— start DATA IN THIS EXERCISE —

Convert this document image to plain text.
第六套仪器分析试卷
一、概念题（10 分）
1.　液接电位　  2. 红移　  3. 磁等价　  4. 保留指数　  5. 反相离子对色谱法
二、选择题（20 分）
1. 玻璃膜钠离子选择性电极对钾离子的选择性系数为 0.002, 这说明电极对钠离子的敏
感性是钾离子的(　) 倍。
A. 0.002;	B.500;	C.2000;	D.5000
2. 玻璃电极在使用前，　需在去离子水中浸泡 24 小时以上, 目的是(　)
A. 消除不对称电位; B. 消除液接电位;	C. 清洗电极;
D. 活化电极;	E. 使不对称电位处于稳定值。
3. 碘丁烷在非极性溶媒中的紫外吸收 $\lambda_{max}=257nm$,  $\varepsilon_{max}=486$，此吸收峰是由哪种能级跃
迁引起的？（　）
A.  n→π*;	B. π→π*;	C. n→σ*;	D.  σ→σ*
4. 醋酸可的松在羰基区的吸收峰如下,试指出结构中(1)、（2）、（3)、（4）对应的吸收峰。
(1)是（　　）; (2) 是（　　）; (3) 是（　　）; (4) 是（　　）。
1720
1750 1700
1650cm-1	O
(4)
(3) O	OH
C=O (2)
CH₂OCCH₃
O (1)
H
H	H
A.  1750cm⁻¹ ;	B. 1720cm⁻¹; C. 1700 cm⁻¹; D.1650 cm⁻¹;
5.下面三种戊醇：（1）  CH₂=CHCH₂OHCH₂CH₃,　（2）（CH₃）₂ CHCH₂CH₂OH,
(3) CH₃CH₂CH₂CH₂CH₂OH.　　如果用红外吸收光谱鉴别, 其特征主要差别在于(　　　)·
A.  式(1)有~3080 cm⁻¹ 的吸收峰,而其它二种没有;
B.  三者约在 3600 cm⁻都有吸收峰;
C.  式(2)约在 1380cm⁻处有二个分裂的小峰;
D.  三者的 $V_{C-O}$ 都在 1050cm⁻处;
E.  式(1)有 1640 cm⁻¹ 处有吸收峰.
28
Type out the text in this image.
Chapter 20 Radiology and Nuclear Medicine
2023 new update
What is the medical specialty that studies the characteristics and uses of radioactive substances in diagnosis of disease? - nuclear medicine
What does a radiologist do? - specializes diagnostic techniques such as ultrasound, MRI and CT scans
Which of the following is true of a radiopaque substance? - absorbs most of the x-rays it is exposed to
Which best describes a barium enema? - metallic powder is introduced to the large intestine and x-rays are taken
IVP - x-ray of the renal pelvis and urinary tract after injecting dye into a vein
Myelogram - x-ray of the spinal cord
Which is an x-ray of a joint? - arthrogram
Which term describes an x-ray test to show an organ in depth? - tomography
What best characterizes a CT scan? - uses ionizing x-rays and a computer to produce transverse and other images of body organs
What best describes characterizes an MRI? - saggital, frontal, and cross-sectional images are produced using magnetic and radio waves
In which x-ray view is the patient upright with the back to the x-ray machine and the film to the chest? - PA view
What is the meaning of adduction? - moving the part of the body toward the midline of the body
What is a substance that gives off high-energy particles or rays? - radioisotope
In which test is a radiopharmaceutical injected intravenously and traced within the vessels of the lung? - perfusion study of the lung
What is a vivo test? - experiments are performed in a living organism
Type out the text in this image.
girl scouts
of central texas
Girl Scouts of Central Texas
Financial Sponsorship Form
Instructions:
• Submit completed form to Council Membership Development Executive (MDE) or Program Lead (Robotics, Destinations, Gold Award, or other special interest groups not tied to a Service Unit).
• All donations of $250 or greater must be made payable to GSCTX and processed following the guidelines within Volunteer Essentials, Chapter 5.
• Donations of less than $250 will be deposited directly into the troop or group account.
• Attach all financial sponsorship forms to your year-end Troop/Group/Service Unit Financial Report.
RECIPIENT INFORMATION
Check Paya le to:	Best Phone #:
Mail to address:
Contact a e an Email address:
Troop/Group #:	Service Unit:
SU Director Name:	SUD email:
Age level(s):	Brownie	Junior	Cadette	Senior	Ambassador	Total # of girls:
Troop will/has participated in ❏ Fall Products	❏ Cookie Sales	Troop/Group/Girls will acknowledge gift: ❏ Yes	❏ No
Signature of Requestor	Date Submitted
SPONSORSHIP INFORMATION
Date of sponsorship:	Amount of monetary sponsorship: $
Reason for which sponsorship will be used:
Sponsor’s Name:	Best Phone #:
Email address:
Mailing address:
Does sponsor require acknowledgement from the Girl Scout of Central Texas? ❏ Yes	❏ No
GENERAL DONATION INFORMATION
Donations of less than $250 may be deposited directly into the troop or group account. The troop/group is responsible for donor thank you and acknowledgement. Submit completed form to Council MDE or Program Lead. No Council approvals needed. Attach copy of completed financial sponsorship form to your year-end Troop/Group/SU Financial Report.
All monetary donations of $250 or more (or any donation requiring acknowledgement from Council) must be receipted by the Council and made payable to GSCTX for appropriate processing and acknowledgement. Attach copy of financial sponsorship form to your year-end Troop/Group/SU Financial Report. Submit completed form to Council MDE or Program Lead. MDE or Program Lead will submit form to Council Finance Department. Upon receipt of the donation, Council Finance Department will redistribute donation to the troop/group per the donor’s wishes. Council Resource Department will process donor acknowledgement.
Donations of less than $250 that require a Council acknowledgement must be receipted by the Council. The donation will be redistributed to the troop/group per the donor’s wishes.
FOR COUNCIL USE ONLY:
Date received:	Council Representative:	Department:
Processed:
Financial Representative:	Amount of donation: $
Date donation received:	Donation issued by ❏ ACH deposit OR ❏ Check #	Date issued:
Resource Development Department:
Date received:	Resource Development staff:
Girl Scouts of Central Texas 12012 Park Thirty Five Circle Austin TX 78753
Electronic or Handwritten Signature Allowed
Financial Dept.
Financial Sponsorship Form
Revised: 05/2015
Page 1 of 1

— end DATA IN THIS EXERCISE —

*REQUIREMENT:* Repeat the records above exactly, from the first line to the last.

*RESPONSE TO THE TASK:*
Convert this document image to plain text.
第六套仪器分析试卷
一、概念题（10 分）
1.　液接电位　  2. 红移　  3. 磁等价　  4. 保留指数　  5. 反相离子对色谱法
二、选择题（20 分）
1. 玻璃膜钠离子选择性电极对钾离子的选择性系数为 0.002, 这说明电极对钠离子的敏
感性是钾离子的(　) 倍。
A. 0.002;	B.500;	C.2000;	D.5000
2. 玻璃电极在使用前，　需在去离子水中浸泡 24 小时以上, 目的是(　)
A. 消除不对称电位; B. 消除液接电位;	C. 清洗电极;
D. 活化电极;	E. 使不对称电位处于稳定值。
3. 碘丁烷在非极性溶媒中的紫外吸收 $\lambda_{max}=257nm$,  $\varepsilon_{max}=486$，此吸收峰是由哪种能级跃
迁引起的？（　）
A.  n→π*;	B. π→π*;	C. n→σ*;	D.  σ→σ*
4. 醋酸可的松在羰基区的吸收峰如下,试指出结构中(1)、（2）、（3)、（4）对应的吸收峰。
(1)是（　　）; (2) 是（　　）; (3) 是（　　）; (4) 是（　　）。
1720
1750 1700
1650cm-1	O
(4)
(3) O	OH
C=O (2)
CH₂OCCH₃
O (1)
H
H	H
A.  1750cm⁻¹ ;	B. 1720cm⁻¹; C. 1700 cm⁻¹; D.1650 cm⁻¹;
5.下面三种戊醇：（1）  CH₂=CHCH₂OHCH₂CH₃,　（2）（CH₃）₂ CHCH₂CH₂OH,
(3) CH₃CH₂CH₂CH₂CH₂OH.　　如果用红外吸收光谱鉴别, 其特征主要差别在于(　　　)·
A.  式(1)有~3080 cm⁻¹ 的吸收峰,而其它二种没有;
B.  三者约在 3600 cm⁻都有吸收峰;
C.  式(2)约在 1380cm⁻处有二个分裂的小峰;
D.  三者的 $V_{C-O}$ 都在 1050cm⁻处;
E.  式(1)有 1640 cm⁻¹ 处有吸收峰.
28
Type out the text in this image.
Chapter 20 Radiology and Nuclear Medicine
2023 new update
What is the medical specialty that studies the characteristics and uses of radioactive substances in diagnosis of disease? - nuclear medicine
What does a radiologist do? - specializes diagnostic techniques such as ultrasound, MRI and CT scans
Which of the following is true of a radiopaque substance? - absorbs most of the x-rays it is exposed to
Which best describes a barium enema? - metallic powder is introduced to the large intestine and x-rays are taken
IVP - x-ray of the renal pelvis and urinary tract after injecting dye into a vein
Myelogram - x-ray of the spinal cord
Which is an x-ray of a joint? - arthrogram
Which term describes an x-ray test to show an organ in depth? - tomography
What best characterizes a CT scan? - uses ionizing x-rays and a computer to produce transverse and other images of body organs
What best describes characterizes an MRI? - saggital, frontal, and cross-sectional images are produced using magnetic and radio waves
In which x-ray view is the patient upright with the back to the x-ray machine and the film to the chest? - PA view
What is the meaning of adduction? - moving the part of the body toward the midline of the body
What is a substance that gives off high-energy particles or rays? - radioisotope
In which test is a radiopharmaceutical injected intravenously and traced within the vessels of the lung? - perfusion study of the lung
What is a vivo test? - experiments are performed in a living organism
Type out the text in this image.
girl scouts
of central texas
Girl Scouts of Central Texas
Financial Sponsorship Form
Instructions:
• Submit completed form to Council Membership Development Executive (MDE) or Program Lead (Robotics, Destinations, Gold Award, or other special interest groups not tied to a Service Unit).
• All donations of $250 or greater must be made payable to GSCTX and processed following the guidelines within Volunteer Essentials, Chapter 5.
• Donations of less than $250 will be deposited directly into the troop or group account.
• Attach all financial sponsorship forms to your year-end Troop/Group/Service Unit Financial Report.
RECIPIENT INFORMATION
Check Paya le to:	Best Phone #:
Mail to address:
Contact a e an Email address:
Troop/Group #:	Service Unit:
SU Director Name:	SUD email:
Age level(s):	Brownie	Junior	Cadette	Senior	Ambassador	Total # of girls:
Troop will/has participated in ❏ Fall Products	❏ Cookie Sales	Troop/Group/Girls will acknowledge gift: ❏ Yes	❏ No
Signature of Requestor	Date Submitted
SPONSORSHIP INFORMATION
Date of sponsorship:	Amount of monetary sponsorship: $
Reason for which sponsorship will be used:
Sponsor’s Name:	Best Phone #:
Email address:
Mailing address:
Does sponsor require acknowledgement from the Girl Scout of Central Texas? ❏ Yes	❏ No
GENERAL DONATION INFORMATION
Donations of less than $250 may be deposited directly into the troop or group account. The troop/group is responsible for donor thank you and acknowledgement. Submit completed form to Council MDE or Program Lead. No Council approvals needed. Attach copy of completed financial sponsorship form to your year-end Troop/Group/SU Financial Report.
All monetary donations of $250 or more (or any donation requiring acknowledgement from Council) must be receipted by the Council and made payable to GSCTX for appropriate processing and acknowledgement. Attach copy of financial sponsorship form to your year-end Troop/Group/SU Financial Report. Submit completed form to Council MDE or Program Lead. MDE or Program Lead will submit form to Council Finance Department. Upon receipt of the donation, Council Finance Department will redistribute donation to the troop/group per the donor’s wishes. Council Resource Department will process donor acknowledgement.
Donations of less than $250 that require a Council acknowledgement must be receipted by the Council. The donation will be redistributed to the troop/group per the donor’s wishes.
FOR COUNCIL USE ONLY:
Date received:	Council Representative:	Department:
Processed:
Financial Representative:	Amount of donation: $
Date donation received:	Donation issued by ❏ ACH deposit OR ❏ Check #	Date issued:
Resource Development Department:
Date received:	Resource Development staff:
Girl Scouts of Central Texas 12012 Park Thirty Five Circle Austin TX 78753
Electronic or Handwritten Signature Allowed
Financial Dept.
Financial Sponsorship Form
Revised: 05/2015
Page 1 of 1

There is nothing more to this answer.